Items from a data source
+ + + +

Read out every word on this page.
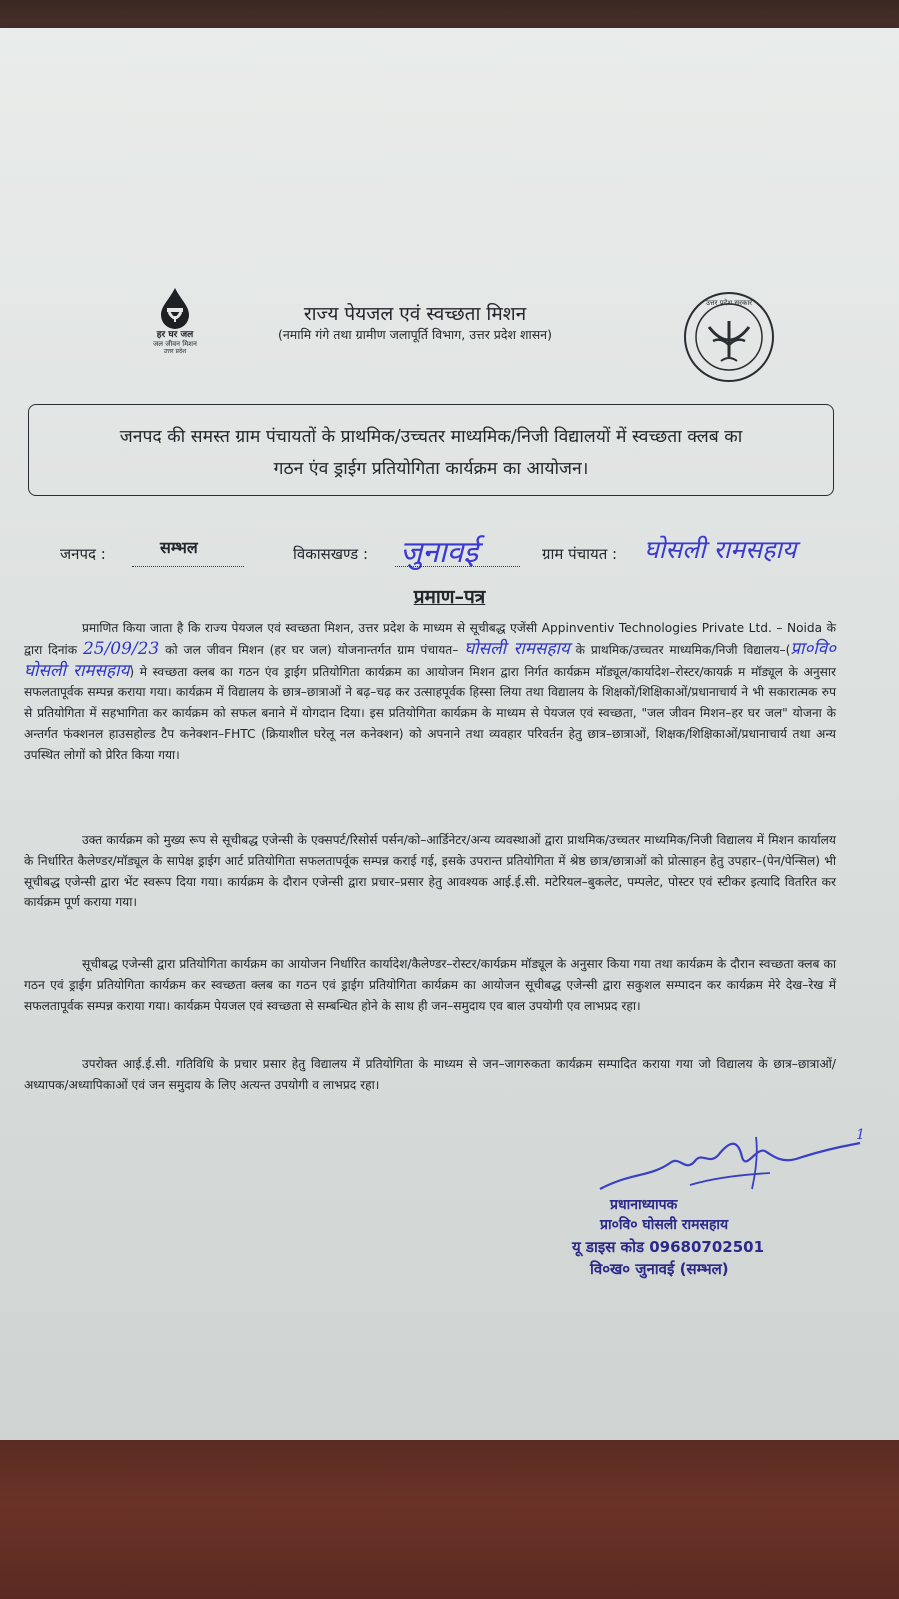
हर घर जल
जल जीवन मिशन
उत्तर प्रदेश
राज्य पेयजल एवं स्वच्छता मिशन
(नमामि गंगे तथा ग्रामीण जलापूर्ति विभाग, उत्तर प्रदेश शासन)
उत्तर प्रदेश सरकार
जनपद की समस्त ग्राम पंचायतों के प्राथमिक/उच्चतर माध्यमिक/निजी विद्यालयों में स्वच्छता क्लब का
गठन एंव ड्राईग प्रतियोगिता कार्यक्रम का आयोजन।
जनपद :	सम्भल	विकासखण्ड : जुनावई	ग्राम पंचायत : घोसली रामसहाय
प्रमाण–पत्र

प्रमाणित किया जाता है कि राज्य पेयजल एवं स्वच्छता मिशन, उत्तर प्रदेश के माध्यम से सूचीबद्ध एजेंसी Appinventiv Technologies Private Ltd. – Noida के द्वारा दिनांक 25/09/23 को जल जीवन मिशन (हर घर जल) योजनान्तर्गत ग्राम पंचायत– घोसली रामसहाय के प्राथमिक/उच्चतर माध्यमिक/निजी विद्यालय–(प्रा०वि० घोसली रामसहाय) मे स्वच्छता क्लब का गठन एंव ड्राईग प्रतियोगिता कार्यक्रम का आयोजन मिशन द्वारा निर्गत कार्यक्रम मॉड्यूल/कार्यादेश–रोस्टर/कायर्क्र म मॉड्यूल के अनुसार सफलतापूर्वक सम्पन्न कराया गया। कार्यक्रम में विद्यालय के छात्र–छात्राओं ने बढ़–चढ़ कर उत्साहपूर्वक हिस्सा लिया तथा विद्यालय के शिक्षकों/शिक्षिकाओं/प्रधानाचार्य ने भी सकारात्मक रुप से प्रतियोगिता में सहभागिता कर कार्यक्रम को सफल बनाने में योगदान दिया। इस प्रतियोगिता कार्यक्रम के माध्यम से पेयजल एवं स्वच्छता, "जल जीवन मिशन–हर घर जल" योजना के अन्तर्गत फंक्शनल हाउसहोल्ड टैप कनेक्शन–FHTC (क्रियाशील घरेलू नल कनेक्शन) को अपनाने तथा व्यवहार परिवर्तन हेतु छात्र–छात्राओं, शिक्षक/शिक्षिकाओं/प्रधानाचार्य तथा अन्य उपस्थित लोगों को प्रेरित किया गया।

उक्त कार्यक्रम को मुख्य रूप से सूचीबद्ध एजेन्सी के एक्सपर्ट/रिसोर्स पर्सन/को–आर्डिनेटर/अन्य व्यवस्थाओं द्वारा प्राथमिक/उच्चतर माध्यमिक/निजी विद्यालय में मिशन कार्यालय के निर्धारित कैलेण्डर/मॉड्यूल के सापेक्ष ड्राईग आर्ट प्रतियोगिता सफलतापर्वूक सम्पन्न कराई गई, इसके उपरान्त प्रतियोगिता में श्रेष्ठ छात्र/छात्राओं को प्रोत्साहन हेतु उपहार–(पेन/पेन्सिल) भी सूचीबद्ध एजेन्सी द्वारा भेंट स्वरूप दिया गया। कार्यक्रम के दौरान एजेन्सी द्वारा प्रचार–प्रसार हेतु आवश्यक आई.ई.सी. मटेरियल–बुकलेट, पम्पलेट, पोस्टर एवं स्टीकर इत्यादि वितरित कर कार्यक्रम पूर्ण कराया गया।

सूचीबद्ध एजेन्सी द्वारा प्रतियोगिता कार्यक्रम का आयोजन निर्धारित कार्यादेश/कैलेण्डर–रोस्टर/कार्यक्रम मॉड्यूल के अनुसार किया गया तथा कार्यक्रम के दौरान स्वच्छता क्लब का गठन एवं ड्राईग प्रतियोगिता कार्यक्रम कर स्वच्छता क्लब का गठन एवं ड्राईग प्रतियोगिता कार्यक्रम का आयोजन सूचीबद्ध एजेन्सी द्वारा सकुशल सम्पादन कर कार्यक्रम मेरे देख–रेख में सफलतापूर्वक सम्पन्न कराया गया। कार्यक्रम पेयजल एवं स्वच्छता से सम्बन्धित होने के साथ ही जन–समुदाय एव बाल उपयोगी एव लाभप्रद रहा।

उपरोक्त आई.ई.सी. गतिविधि के प्रचार प्रसार हेतु विद्यालय में प्रतियोगिता के माध्यम से जन–जागरुकता कार्यक्रम सम्पादित कराया गया जो विद्यालय के छात्र–छात्राओं/अध्यापक/अध्यापिकाओं एवं जन समुदाय के लिए अत्यन्त उपयोगी व लाभप्रद रहा।

प्रधानाध्यापक
प्रा०वि० घोसली रामसहाय
यू डाइस कोड 09680702501
वि०ख० जुनावई (सम्भल)
1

+ + + +

- _THE EXERCISE_
All of the entries need to be transcribed word for word; pictures are left out.

- _WORKED ANSWER_
Read out every word on this page.
हर घर जल
जल जीवन मिशन
उत्तर प्रदेश
राज्य पेयजल एवं स्वच्छता मिशन
(नमामि गंगे तथा ग्रामीण जलापूर्ति विभाग, उत्तर प्रदेश शासन)
उत्तर प्रदेश सरकार
जनपद की समस्त ग्राम पंचायतों के प्राथमिक/उच्चतर माध्यमिक/निजी विद्यालयों में स्वच्छता क्लब का
गठन एंव ड्राईग प्रतियोगिता कार्यक्रम का आयोजन।
जनपद :	सम्भल	विकासखण्ड : जुनावई	ग्राम पंचायत : घोसली रामसहाय
प्रमाण–पत्र

प्रमाणित किया जाता है कि राज्य पेयजल एवं स्वच्छता मिशन, उत्तर प्रदेश के माध्यम से सूचीबद्ध एजेंसी Appinventiv Technologies Private Ltd. – Noida के द्वारा दिनांक 25/09/23 को जल जीवन मिशन (हर घर जल) योजनान्तर्गत ग्राम पंचायत– घोसली रामसहाय के प्राथमिक/उच्चतर माध्यमिक/निजी विद्यालय–(प्रा०वि० घोसली रामसहाय) मे स्वच्छता क्लब का गठन एंव ड्राईग प्रतियोगिता कार्यक्रम का आयोजन मिशन द्वारा निर्गत कार्यक्रम मॉड्यूल/कार्यादेश–रोस्टर/कायर्क्र म मॉड्यूल के अनुसार सफलतापूर्वक सम्पन्न कराया गया। कार्यक्रम में विद्यालय के छात्र–छात्राओं ने बढ़–चढ़ कर उत्साहपूर्वक हिस्सा लिया तथा विद्यालय के शिक्षकों/शिक्षिकाओं/प्रधानाचार्य ने भी सकारात्मक रुप से प्रतियोगिता में सहभागिता कर कार्यक्रम को सफल बनाने में योगदान दिया। इस प्रतियोगिता कार्यक्रम के माध्यम से पेयजल एवं स्वच्छता, "जल जीवन मिशन–हर घर जल" योजना के अन्तर्गत फंक्शनल हाउसहोल्ड टैप कनेक्शन–FHTC (क्रियाशील घरेलू नल कनेक्शन) को अपनाने तथा व्यवहार परिवर्तन हेतु छात्र–छात्राओं, शिक्षक/शिक्षिकाओं/प्रधानाचार्य तथा अन्य उपस्थित लोगों को प्रेरित किया गया।

उक्त कार्यक्रम को मुख्य रूप से सूचीबद्ध एजेन्सी के एक्सपर्ट/रिसोर्स पर्सन/को–आर्डिनेटर/अन्य व्यवस्थाओं द्वारा प्राथमिक/उच्चतर माध्यमिक/निजी विद्यालय में मिशन कार्यालय के निर्धारित कैलेण्डर/मॉड्यूल के सापेक्ष ड्राईग आर्ट प्रतियोगिता सफलतापर्वूक सम्पन्न कराई गई, इसके उपरान्त प्रतियोगिता में श्रेष्ठ छात्र/छात्राओं को प्रोत्साहन हेतु उपहार–(पेन/पेन्सिल) भी सूचीबद्ध एजेन्सी द्वारा भेंट स्वरूप दिया गया। कार्यक्रम के दौरान एजेन्सी द्वारा प्रचार–प्रसार हेतु आवश्यक आई.ई.सी. मटेरियल–बुकलेट, पम्पलेट, पोस्टर एवं स्टीकर इत्यादि वितरित कर कार्यक्रम पूर्ण कराया गया।

सूचीबद्ध एजेन्सी द्वारा प्रतियोगिता कार्यक्रम का आयोजन निर्धारित कार्यादेश/कैलेण्डर–रोस्टर/कार्यक्रम मॉड्यूल के अनुसार किया गया तथा कार्यक्रम के दौरान स्वच्छता क्लब का गठन एवं ड्राईग प्रतियोगिता कार्यक्रम कर स्वच्छता क्लब का गठन एवं ड्राईग प्रतियोगिता कार्यक्रम का आयोजन सूचीबद्ध एजेन्सी द्वारा सकुशल सम्पादन कर कार्यक्रम मेरे देख–रेख में सफलतापूर्वक सम्पन्न कराया गया। कार्यक्रम पेयजल एवं स्वच्छता से सम्बन्धित होने के साथ ही जन–समुदाय एव बाल उपयोगी एव लाभप्रद रहा।

उपरोक्त आई.ई.सी. गतिविधि के प्रचार प्रसार हेतु विद्यालय में प्रतियोगिता के माध्यम से जन–जागरुकता कार्यक्रम सम्पादित कराया गया जो विद्यालय के छात्र–छात्राओं/अध्यापक/अध्यापिकाओं एवं जन समुदाय के लिए अत्यन्त उपयोगी व लाभप्रद रहा।

प्रधानाध्यापक
प्रा०वि० घोसली रामसहाय
यू डाइस कोड 09680702501
वि०ख० जुनावई (सम्भल)
1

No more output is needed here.